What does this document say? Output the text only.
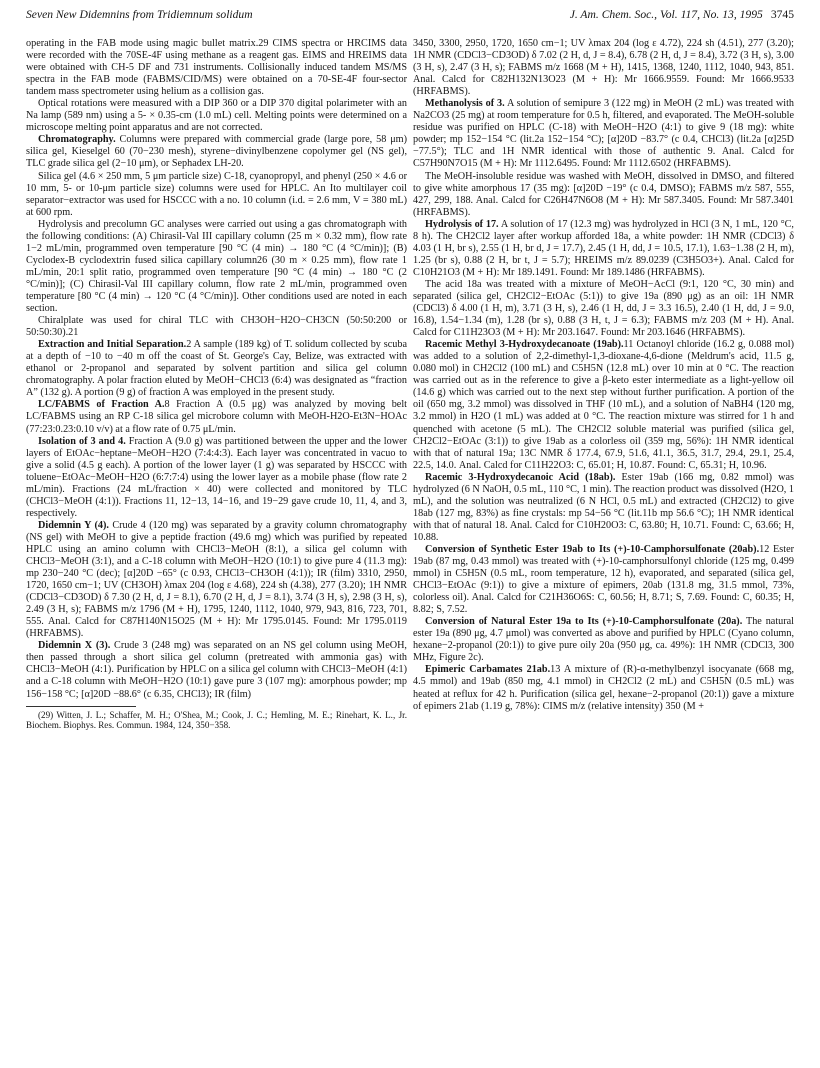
Seven New Didemnins from Tridiemnum solidum	J. Am. Chem. Soc., Vol. 117, No. 13, 1995 3745

operating in the FAB mode using magic bullet matrix.29 CIMS spectra or HRCIMS data were recorded with the 70SE-4F using methane as a reagent gas. EIMS and HREIMS data were obtained with CH-5 DF and 731 instruments. Collisionally induced tandem MS/MS spectra in the FAB mode (FABMS/CID/MS) were obtained on a 70-SE-4F four-sector tandem mass spectrometer using helium as a collision gas.

Optical rotations were measured with a DIP 360 or a DIP 370 digital polarimeter with an Na lamp (589 nm) using a 5- × 0.35-cm (1.0 mL) cell. Melting points were determined on a microscope melting point apparatus and are not corrected.

Chromatography. Columns were prepared with commercial grade (large pore, 58 μm) silica gel, Kieselgel 60 (70−230 mesh), styrene−divinylbenzene copolymer gel (NS gel), TLC grade silica gel (2−10 μm), or Sephadex LH-20.

Silica gel (4.6 × 250 mm, 5 μm particle size) C-18, cyanopropyl, and phenyl (250 × 4.6 or 10 mm, 5- or 10-μm particle size) columns were used for HPLC. An Ito multilayer coil separator−extractor was used for HSCCC with a no. 10 column (i.d. = 2.6 mm, V = 380 mL) at 600 rpm.

Hydrolysis and precolumn GC analyses were carried out using a gas chromatograph with the following conditions: (A) Chirasil-Val III capillary column (25 m × 0.32 mm), flow rate 1−2 mL/min, programmed oven temperature [90 °C (4 min) → 180 °C (4 °C/min)]; (B) Cyclodex-B cyclodextrin fused silica capillary column26 (30 m × 0.25 mm), flow rate 1 mL/min, 20:1 split ratio, programmed oven temperature [90 °C (4 min) → 180 °C (2 °C/min)]; (C) Chirasil-Val III capillary column, flow rate 2 mL/min, programmed oven temperature [80 °C (4 min) → 120 °C (4 °C/min)]. Other conditions used are noted in each section.

Chiralplate was used for chiral TLC with CH3OH−H2O−CH3CN (50:50:200 or 50:50:30).21

Extraction and Initial Separation.2 A sample (189 kg) of T. solidum collected by scuba at a depth of −10 to −40 m off the coast of St. George's Cay, Belize, was extracted with ethanol or 2-propanol and separated by solvent partition and silica gel column chromatography. A polar fraction eluted by MeOH−CHCl3 (6:4) was designated as “fraction A” (132 g). A portion (9 g) of fraction A was employed in the present study.

LC/FABMS of Fraction A.8 Fraction A (0.5 μg) was analyzed by moving belt LC/FABMS using an RP C-18 silica gel microbore column with MeOH-H2O-Et3N−HOAc (77:23:0.23:0.10 v/v) at a flow rate of 0.75 μL/min.

Isolation of 3 and 4. Fraction A (9.0 g) was partitioned between the upper and the lower layers of EtOAc−heptane−MeOH−H2O (7:4:4:3). Each layer was concentrated in vacuo to give a solid (4.5 g each). A portion of the lower layer (1 g) was separated by HSCCC with toluene−EtOAc−MeOH−H2O (6:7:7:4) using the lower layer as a mobile phase (flow rate 2 mL/min). Fractions (24 mL/fraction × 40) were collected and monitored by TLC (CHCl3−MeOH (4:1)). Fractions 11, 12−13, 14−16, and 19−29 gave crude 10, 11, 4, and 3, respectively.

Didemnin Y (4). Crude 4 (120 mg) was separated by a gravity column chromatography (NS gel) with MeOH to give a peptide fraction (49.6 mg) which was purified by repeated HPLC using an amino column with CHCl3−MeOH (8:1), a silica gel column with CHCl3−MeOH (3:1), and a C-18 column with MeOH−H2O (10:1) to give pure 4 (11.3 mg): mp 230−240 °C (dec); [α]20D −65° (c 0.93, CHCl3−CH3OH (4:1)); IR (film) 3310, 2950, 1720, 1650 cm−1; UV (CH3OH) λmax 204 (log ε 4.68), 224 sh (4.38), 277 (3.20); 1H NMR (CDCl3−CD3OD) δ 7.30 (2 H, d, J = 8.1), 6.70 (2 H, d, J = 8.1), 3.74 (3 H, s), 2.98 (3 H, s), 2.49 (3 H, s); FABMS m/z 1796 (M + H), 1795, 1240, 1112, 1040, 979, 943, 816, 723, 701, 555. Anal. Calcd for C87H140N15O25 (M + H): Mr 1795.0145. Found: Mr 1795.0119 (HRFABMS).

Didemnin X (3). Crude 3 (248 mg) was separated on an NS gel column using MeOH, then passed through a short silica gel column (pretreated with ammonia gas) with CHCl3−MeOH (4:1). Purification by HPLC on a silica gel column with CHCl3−MeOH (4:1) and a C-18 column with MeOH−H2O (10:1) gave pure 3 (107 mg): amorphous powder; mp 156−158 °C; [α]20D −88.6° (c 6.35, CHCl3); IR (film)

(29) Witten, J. L.; Schaffer, M. H.; O'Shea, M.; Cook, J. C.; Hemling, M. E.; Rinehart, K. L., Jr. Biochem. Biophys. Res. Commun. 1984, 124, 350−358.

3450, 3300, 2950, 1720, 1650 cm−1; UV λmax 204 (log ε 4.72), 224 sh (4.51), 277 (3.20); 1H NMR (CDCl3−CD3OD) δ 7.02 (2 H, d, J = 8.4), 6.78 (2 H, d, J = 8.4), 3.72 (3 H, s), 3.00 (3 H, s), 2.47 (3 H, s); FABMS m/z 1668 (M + H), 1415, 1368, 1240, 1112, 1040, 943, 851. Anal. Calcd for C82H132N13O23 (M + H): Mr 1666.9559. Found: Mr 1666.9533 (HRFABMS).

Methanolysis of 3. A solution of semipure 3 (122 mg) in MeOH (2 mL) was treated with Na2CO3 (25 mg) at room temperature for 0.5 h, filtered, and evaporated. The MeOH-soluble residue was purified on HPLC (C-18) with MeOH−H2O (4:1) to give 9 (18 mg): white powder; mp 152−154 °C (lit.2a 152−154 °C); [α]20D −83.7° (c 0.4, CHCl3) (lit.2a [α]25D −77.5°); TLC and 1H NMR identical with those of authentic 9. Anal. Calcd for C57H90N7O15 (M + H): Mr 1112.6495. Found: Mr 1112.6502 (HRFABMS).

The MeOH-insoluble residue was washed with MeOH, dissolved in DMSO, and filtered to give white amorphous 17 (35 mg): [α]20D −19° (c 0.4, DMSO); FABMS m/z 587, 555, 427, 299, 188. Anal. Calcd for C26H47N6O8 (M + H): Mr 587.3405. Found: Mr 587.3401 (HRFABMS).

Hydrolysis of 17. A solution of 17 (12.3 mg) was hydrolyzed in HCl (3 N, 1 mL, 120 °C, 8 h). The CH2Cl2 layer after workup afforded 18a, a white powder: 1H NMR (CDCl3) δ 4.03 (1 H, br s), 2.55 (1 H, br d, J = 17.7), 2.45 (1 H, dd, J = 10.5, 17.1), 1.63−1.38 (2 H, m), 1.25 (br s), 0.88 (2 H, br t, J = 5.7); HREIMS m/z 89.0239 (C3H5O3+). Anal. Calcd for C10H21O3 (M + H): Mr 189.1491. Found: Mr 189.1486 (HRFABMS).

The acid 18a was treated with a mixture of MeOH−AcCl (9:1, 120 °C, 30 min) and separated (silica gel, CH2Cl2−EtOAc (5:1)) to give 19a (890 μg) as an oil: 1H NMR (CDCl3) δ 4.00 (1 H, m), 3.71 (3 H, s), 2.46 (1 H, dd, J = 3.3 16.5), 2.40 (1 H, dd, J = 9.0, 16.8), 1.54−1.34 (m), 1.28 (br s), 0.88 (3 H, t, J = 6.3); FABMS m/z 203 (M + H). Anal. Calcd for C11H23O3 (M + H): Mr 203.1647. Found: Mr 203.1646 (HRFABMS).

Racemic Methyl 3-Hydroxydecanoate (19ab).11 Octanoyl chloride (16.2 g, 0.088 mol) was added to a solution of 2,2-dimethyl-1,3-dioxane-4,6-dione (Meldrum's acid, 11.5 g, 0.080 mol) in CH2Cl2 (100 mL) and C5H5N (12.8 mL) over 10 min at 0 °C. The reaction was carried out as in the reference to give a β-keto ester intermediate as a light-yellow oil (14.6 g) which was carried out to the next step without further purification. A portion of the oil (650 mg, 3.2 mmol) was dissolved in THF (10 mL), and a solution of NaBH4 (120 mg, 3.2 mmol) in H2O (1 mL) was added at 0 °C. The reaction mixture was stirred for 1 h and quenched with acetone (5 mL). The CH2Cl2 soluble material was purified (silica gel, CH2Cl2−EtOAc (3:1)) to give 19ab as a colorless oil (359 mg, 56%): 1H NMR identical with that of natural 19a; 13C NMR δ 177.4, 67.9, 51.6, 41.1, 36.5, 31.7, 29.4, 29.1, 25.4, 22.5, 14.0. Anal. Calcd for C11H22O3: C, 65.01; H, 10.87. Found: C, 65.31; H, 10.96.

Racemic 3-Hydroxydecanoic Acid (18ab). Ester 19ab (166 mg, 0.82 mmol) was hydrolyzed (6 N NaOH, 0.5 mL, 110 °C, 1 min). The reaction product was dissolved (H2O, 1 mL), and the solution was neutralized (6 N HCl, 0.5 mL) and extracted (CH2Cl2) to give 18ab (127 mg, 83%) as fine crystals: mp 54−56 °C (lit.11b mp 56.6 °C); 1H NMR identical with that of natural 18. Anal. Calcd for C10H20O3: C, 63.80; H, 10.71. Found: C, 63.66; H, 10.88.

Conversion of Synthetic Ester 19ab to Its (+)-10-Camphorsulfonate (20ab).12 Ester 19ab (87 mg, 0.43 mmol) was treated with (+)-10-camphorsulfonyl chloride (125 mg, 0.499 mmol) in C5H5N (0.5 mL, room temperature, 12 h), evaporated, and separated (silica gel, CHCl3−EtOAc (9:1)) to give a mixture of epimers, 20ab (131.8 mg, 31.5 mmol, 73%, colorless oil). Anal. Calcd for C21H36O6S: C, 60.56; H, 8.71; S, 7.69. Found: C, 60.35; H, 8.82; S, 7.52.

Conversion of Natural Ester 19a to Its (+)-10-Camphorsulfonate (20a). The natural ester 19a (890 μg, 4.7 μmol) was converted as above and purified by HPLC (Cyano column, hexane−2-propanol (20:1)) to give pure oily 20a (950 μg, ca. 49%): 1H NMR (CDCl3, 300 MHz, Figure 2c).

Epimeric Carbamates 21ab.13 A mixture of (R)-α-methylbenzyl isocyanate (668 mg, 4.5 mmol) and 19ab (850 mg, 4.1 mmol) in CH2Cl2 (2 mL) and C5H5N (0.5 mL) was heated at reflux for 42 h. Purification (silica gel, hexane−2-propanol (20:1)) gave a mixture of epimers 21ab (1.19 g, 78%): CIMS m/z (relative intensity) 350 (M +
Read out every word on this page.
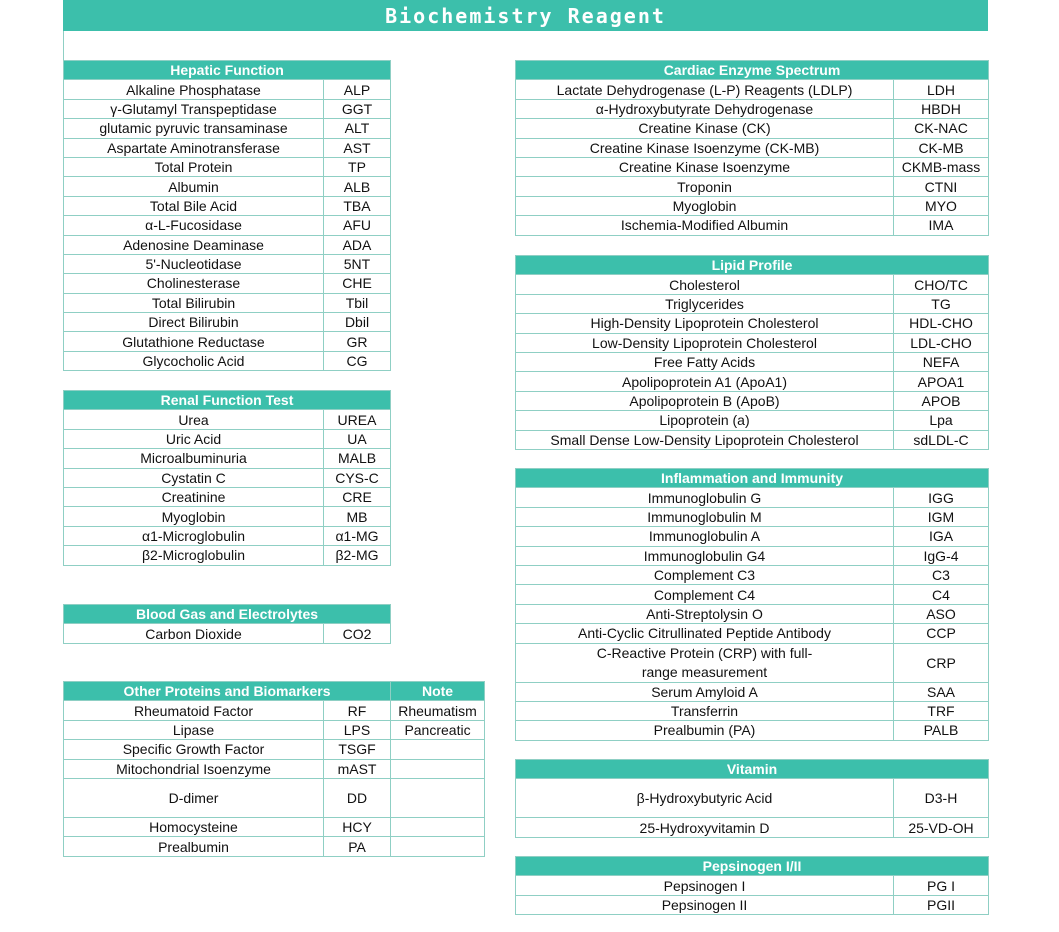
Biochemistry Reagent
Hepatic Function	
Alkaline Phosphatase	ALP
γ-Glutamyl Transpeptidase	GGT
glutamic pyruvic transaminase	ALT
Aspartate Aminotransferase	AST
Total Protein	TP
Albumin	ALB
Total Bile Acid	TBA
α-L-Fucosidase	AFU
Adenosine Deaminase	ADA
5'-Nucleotidase	5NT
Cholinesterase	CHE
Total Bilirubin	Tbil
Direct Bilirubin	Dbil
Glutathione Reductase	GR
Glycocholic Acid	CG
Renal Function Test	
Urea	UREA
Uric Acid	UA
Microalbuminuria	MALB
Cystatin C	CYS-C
Creatinine	CRE
Myoglobin	MB
α1-Microglobulin	α1-MG
β2-Microglobulin	β2-MG
Blood Gas and Electrolytes
Carbon Dioxide	CO2
Other Proteins and Biomarkers		Note
Rheumatoid Factor	RF	Rheumatism
Lipase	LPS	Pancreatic
Specific Growth Factor	TSGF	
Mitochondrial Isoenzyme	mAST	
D-dimer	DD	
Homocysteine	HCY	
Prealbumin	PA	
Cardiac Enzyme Spectrum	
Lactate Dehydrogenase (L-P) Reagents (LDLP)	LDH
α-Hydroxybutyrate Dehydrogenase	HBDH
Creatine Kinase (CK)	CK-NAC
Creatine Kinase Isoenzyme (CK-MB)	CK-MB
Creatine Kinase Isoenzyme	CKMB-mass
Troponin	CTNI
Myoglobin	MYO
Ischemia-Modified Albumin	IMA
Lipid Profile	
Cholesterol	CHO/TC
Triglycerides	TG
High-Density Lipoprotein Cholesterol	HDL-CHO
Low-Density Lipoprotein Cholesterol	LDL-CHO
Free Fatty Acids	NEFA
Apolipoprotein A1 (ApoA1)	APOA1
Apolipoprotein B (ApoB)	APOB
Lipoprotein (a)	Lpa
Small Dense Low-Density Lipoprotein Cholesterol	sdLDL-C
Inflammation and Immunity	
Immunoglobulin G	IGG
Immunoglobulin M	IGM
Immunoglobulin A	IGA
Immunoglobulin G4	IgG-4
Complement C3	C3
Complement C4	C4
Anti-Streptolysin O	ASO
Anti-Cyclic Citrullinated Peptide Antibody	CCP
C-Reactive Protein (CRP) with full-range measurement	CRP
Serum Amyloid A	SAA
Transferrin	TRF
Prealbumin (PA)	PALB
Vitamin	
β-Hydroxybutyric Acid	D3-H
25-Hydroxyvitamin D	25-VD-OH
Pepsinogen I/II	
Pepsinogen I	PG I
Pepsinogen II	PGII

Problem requirements:
Return each line from the entries above that includes "Bilirubin".

Solved exercise:
Total Bilirubin	Tbil
Direct Bilirubin	Dbil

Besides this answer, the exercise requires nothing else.